* WHAT YOU WILL DO:
Each line below should be retyped exactly, with no pictures.

[Stored items from a collection]
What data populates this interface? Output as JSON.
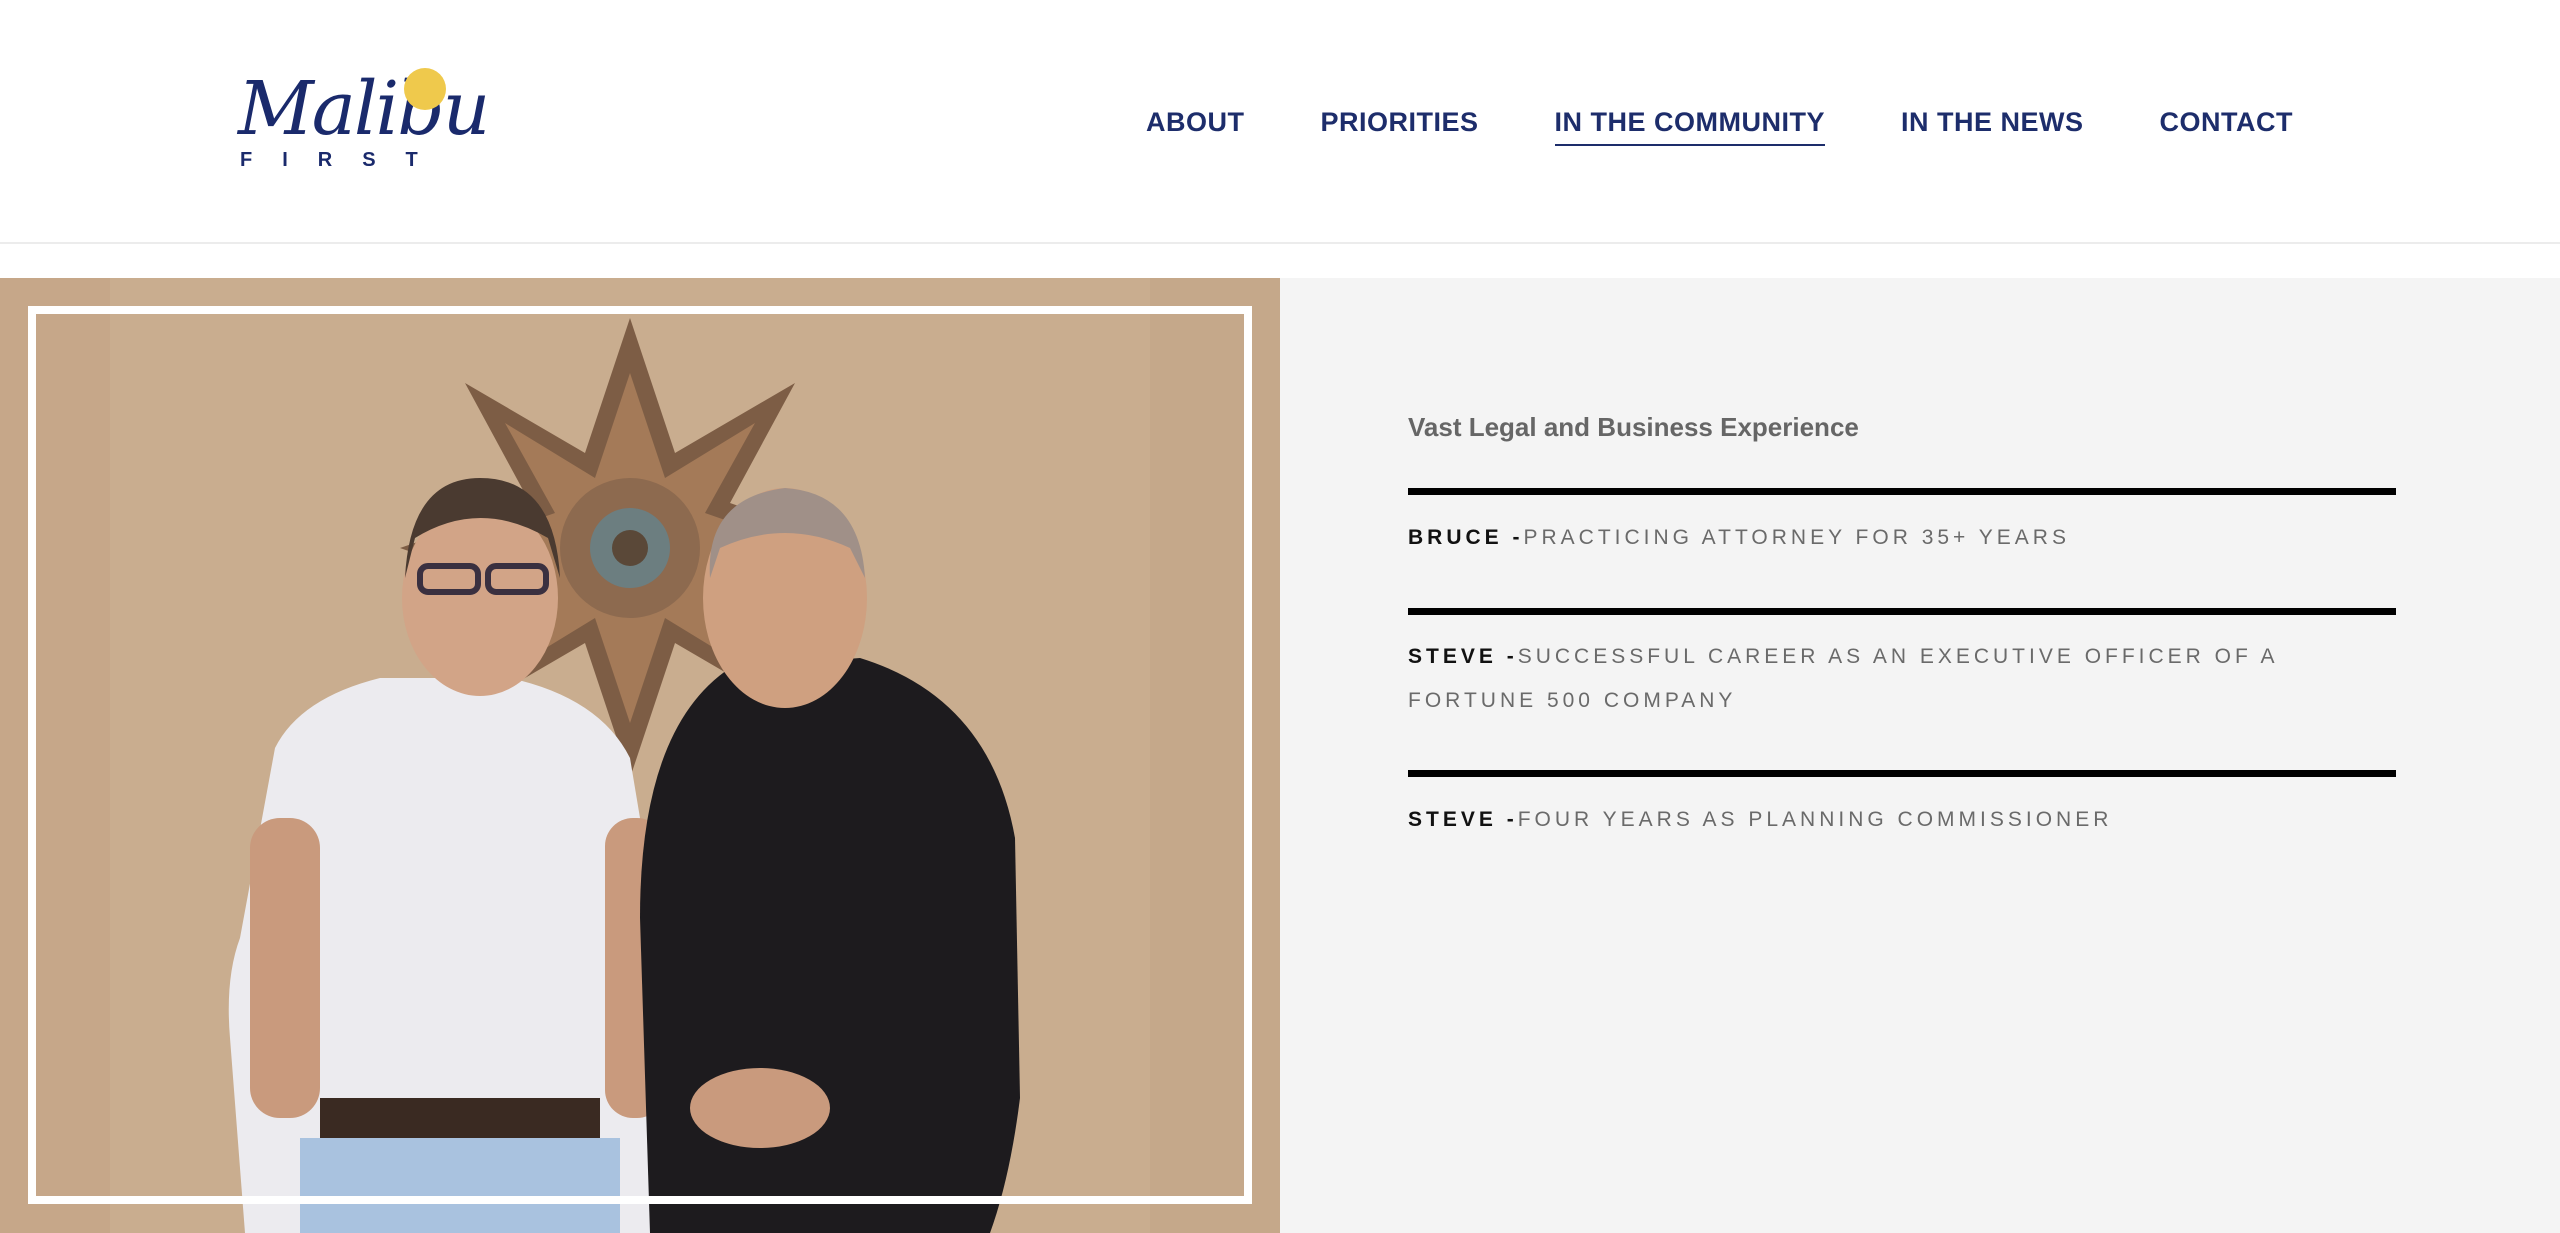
{
  "brand": {
    "logo_script": "Malibu",
    "logo_sub": "FIRST"
  },
  "nav": {
    "items": [
      {
        "label": "ABOUT"
      },
      {
        "label": "PRIORITIES"
      },
      {
        "label": "IN THE COMMUNITY",
        "active": true
      },
      {
        "label": "IN THE NEWS"
      },
      {
        "label": "CONTACT"
      }
    ]
  },
  "colors": {
    "brand_navy": "#1d2d6b",
    "sun_yellow": "#efc94c",
    "panel_bg": "#f4f4f4",
    "wall_tan": "#c8ab8d"
  },
  "photo": {
    "subject": "photo-of-bruce-and-steve"
  },
  "experience": {
    "heading": "Vast Legal and Business Experience",
    "items": [
      {
        "name": "BRUCE -",
        "text": "PRACTICING ATTORNEY FOR 35+ YEARS"
      },
      {
        "name": "STEVE -",
        "text": "SUCCESSFUL CAREER AS AN EXECUTIVE OFFICER OF A FORTUNE 500 COMPANY"
      },
      {
        "name": "STEVE -",
        "text": "FOUR YEARS AS PLANNING COMMISSIONER"
      }
    ]
  }
}
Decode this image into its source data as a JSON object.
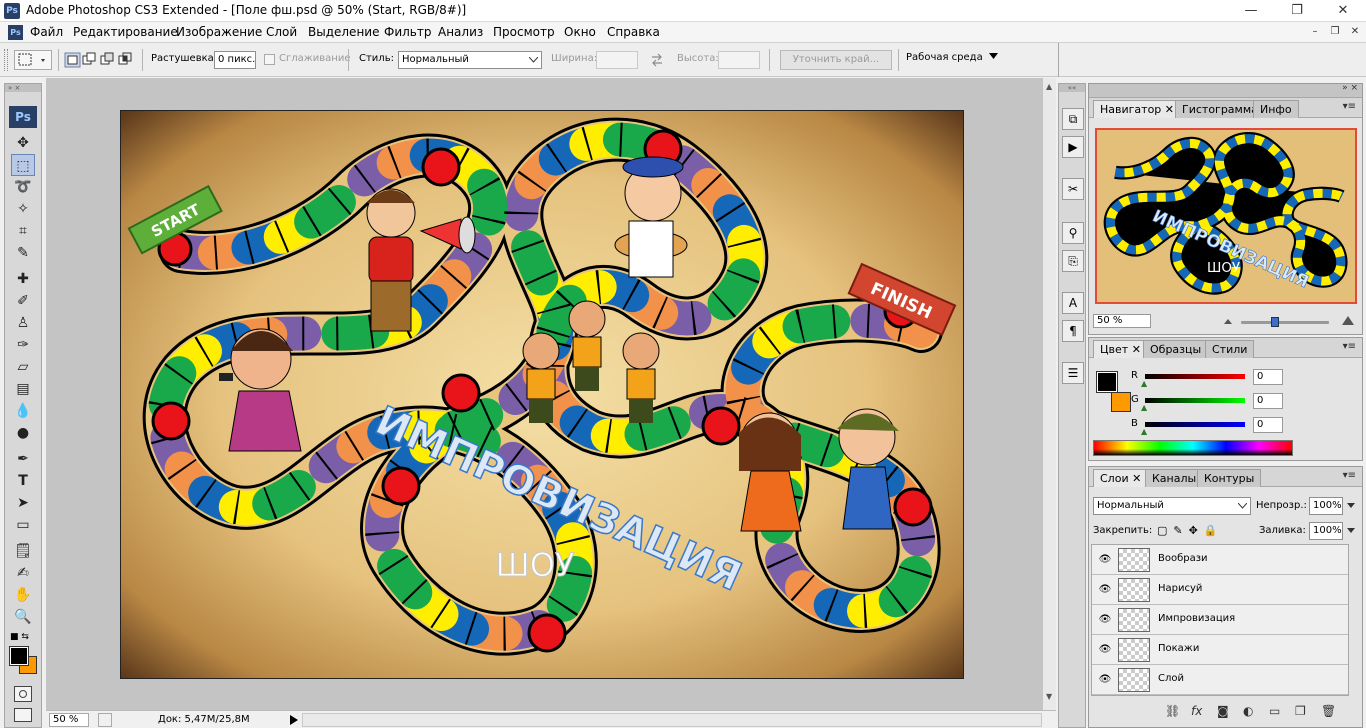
{
  "window": {
    "title": "Adobe Photoshop CS3 Extended - [Поле фш.psd @ 50% (Start, RGB/8#)]",
    "logo": "Ps",
    "minimize_glyph": "—",
    "maximize_glyph": "❐",
    "close_glyph": "✕"
  },
  "menu": {
    "items": [
      "Файл",
      "Редактирование",
      "Изображение",
      "Слой",
      "Выделение",
      "Фильтр",
      "Анализ",
      "Просмотр",
      "Окно",
      "Справка"
    ],
    "doc_minimize": "–",
    "doc_restore": "❐",
    "doc_close": "✕"
  },
  "options": {
    "feather_label": "Растушевка:",
    "feather_value": "0 пикс.",
    "antialias_label": "Сглаживание",
    "style_label": "Стиль:",
    "style_value": "Нормальный",
    "width_label": "Ширина:",
    "height_label": "Высота:",
    "refine_edge_label": "Уточнить край...",
    "workspace_label": "Рабочая среда"
  },
  "toolbox": {
    "logo": "Ps"
  },
  "canvas": {
    "start_label": "START",
    "finish_label": "FINISH",
    "title_line1": "ИМПРОВИЗАЦИЯ",
    "title_line2": "ШОУ"
  },
  "status": {
    "zoom": "50 %",
    "doc_size": "Док: 5,47M/25,8M"
  },
  "navigator": {
    "tabs": [
      "Навигатор",
      "Гистограмма",
      "Инфо"
    ],
    "zoom": "50 %",
    "thumb_title": "ИМПРОВИЗАЦИЯ",
    "thumb_sub": "ШОУ"
  },
  "color": {
    "tabs": [
      "Цвет",
      "Образцы",
      "Стили"
    ],
    "r_label": "R",
    "g_label": "G",
    "b_label": "B",
    "r_value": "0",
    "g_value": "0",
    "b_value": "0",
    "foreground": "#000000",
    "background": "#ff9900"
  },
  "layers": {
    "tabs": [
      "Слои",
      "Каналы",
      "Контуры"
    ],
    "blend_mode": "Нормальный",
    "opacity_label": "Непрозр.:",
    "opacity_value": "100%",
    "lock_label": "Закрепить:",
    "fill_label": "Заливка:",
    "fill_value": "100%",
    "items": [
      {
        "name": "Вообрази"
      },
      {
        "name": "Нарисуй"
      },
      {
        "name": "Импровизация"
      },
      {
        "name": "Покажи"
      },
      {
        "name": "Слой"
      }
    ]
  }
}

* TASK OUTPUT:
What data populates this interface? Output as JSON.
{
  "brand": {
    "logo_script": "Malibu",
    "logo_sub": "FIRST"
  },
  "nav": {
    "items": [
      {
        "label": "ABOUT"
      },
      {
        "label": "PRIORITIES"
      },
      {
        "label": "IN THE COMMUNITY",
        "active": true
      },
      {
        "label": "IN THE NEWS"
      },
      {
        "label": "CONTACT"
      }
    ]
  },
  "colors": {
    "brand_navy": "#1d2d6b",
    "sun_yellow": "#efc94c",
    "panel_bg": "#f4f4f4",
    "wall_tan": "#c8ab8d"
  },
  "photo": {
    "subject": "photo-of-bruce-and-steve"
  },
  "experience": {
    "heading": "Vast Legal and Business Experience",
    "items": [
      {
        "name": "BRUCE -",
        "text": "PRACTICING ATTORNEY FOR 35+ YEARS"
      },
      {
        "name": "STEVE -",
        "text": "SUCCESSFUL CAREER AS AN EXECUTIVE OFFICER OF A FORTUNE 500 COMPANY"
      },
      {
        "name": "STEVE -",
        "text": "FOUR YEARS AS PLANNING COMMISSIONER"
      }
    ]
  }
}
Decode this image into its source data as a JSON object.
{
  "window": {
    "title": "Adobe Photoshop CS3 Extended - [Поле фш.psd @ 50% (Start, RGB/8#)]",
    "logo": "Ps",
    "minimize_glyph": "—",
    "maximize_glyph": "❐",
    "close_glyph": "✕"
  },
  "menu": {
    "items": [
      "Файл",
      "Редактирование",
      "Изображение",
      "Слой",
      "Выделение",
      "Фильтр",
      "Анализ",
      "Просмотр",
      "Окно",
      "Справка"
    ],
    "doc_minimize": "–",
    "doc_restore": "❐",
    "doc_close": "✕"
  },
  "options": {
    "feather_label": "Растушевка:",
    "feather_value": "0 пикс.",
    "antialias_label": "Сглаживание",
    "style_label": "Стиль:",
    "style_value": "Нормальный",
    "width_label": "Ширина:",
    "height_label": "Высота:",
    "refine_edge_label": "Уточнить край...",
    "workspace_label": "Рабочая среда"
  },
  "toolbox": {
    "logo": "Ps"
  },
  "canvas": {
    "start_label": "START",
    "finish_label": "FINISH",
    "title_line1": "ИМПРОВИЗАЦИЯ",
    "title_line2": "ШОУ"
  },
  "status": {
    "zoom": "50 %",
    "doc_size": "Док: 5,47M/25,8M"
  },
  "navigator": {
    "tabs": [
      "Навигатор",
      "Гистограмма",
      "Инфо"
    ],
    "zoom": "50 %",
    "thumb_title": "ИМПРОВИЗАЦИЯ",
    "thumb_sub": "ШОУ"
  },
  "color": {
    "tabs": [
      "Цвет",
      "Образцы",
      "Стили"
    ],
    "r_label": "R",
    "g_label": "G",
    "b_label": "B",
    "r_value": "0",
    "g_value": "0",
    "b_value": "0",
    "foreground": "#000000",
    "background": "#ff9900"
  },
  "layers": {
    "tabs": [
      "Слои",
      "Каналы",
      "Контуры"
    ],
    "blend_mode": "Нормальный",
    "opacity_label": "Непрозр.:",
    "opacity_value": "100%",
    "lock_label": "Закрепить:",
    "fill_label": "Заливка:",
    "fill_value": "100%",
    "items": [
      {
        "name": "Вообрази"
      },
      {
        "name": "Нарисуй"
      },
      {
        "name": "Импровизация"
      },
      {
        "name": "Покажи"
      },
      {
        "name": "Слой"
      }
    ]
  }
}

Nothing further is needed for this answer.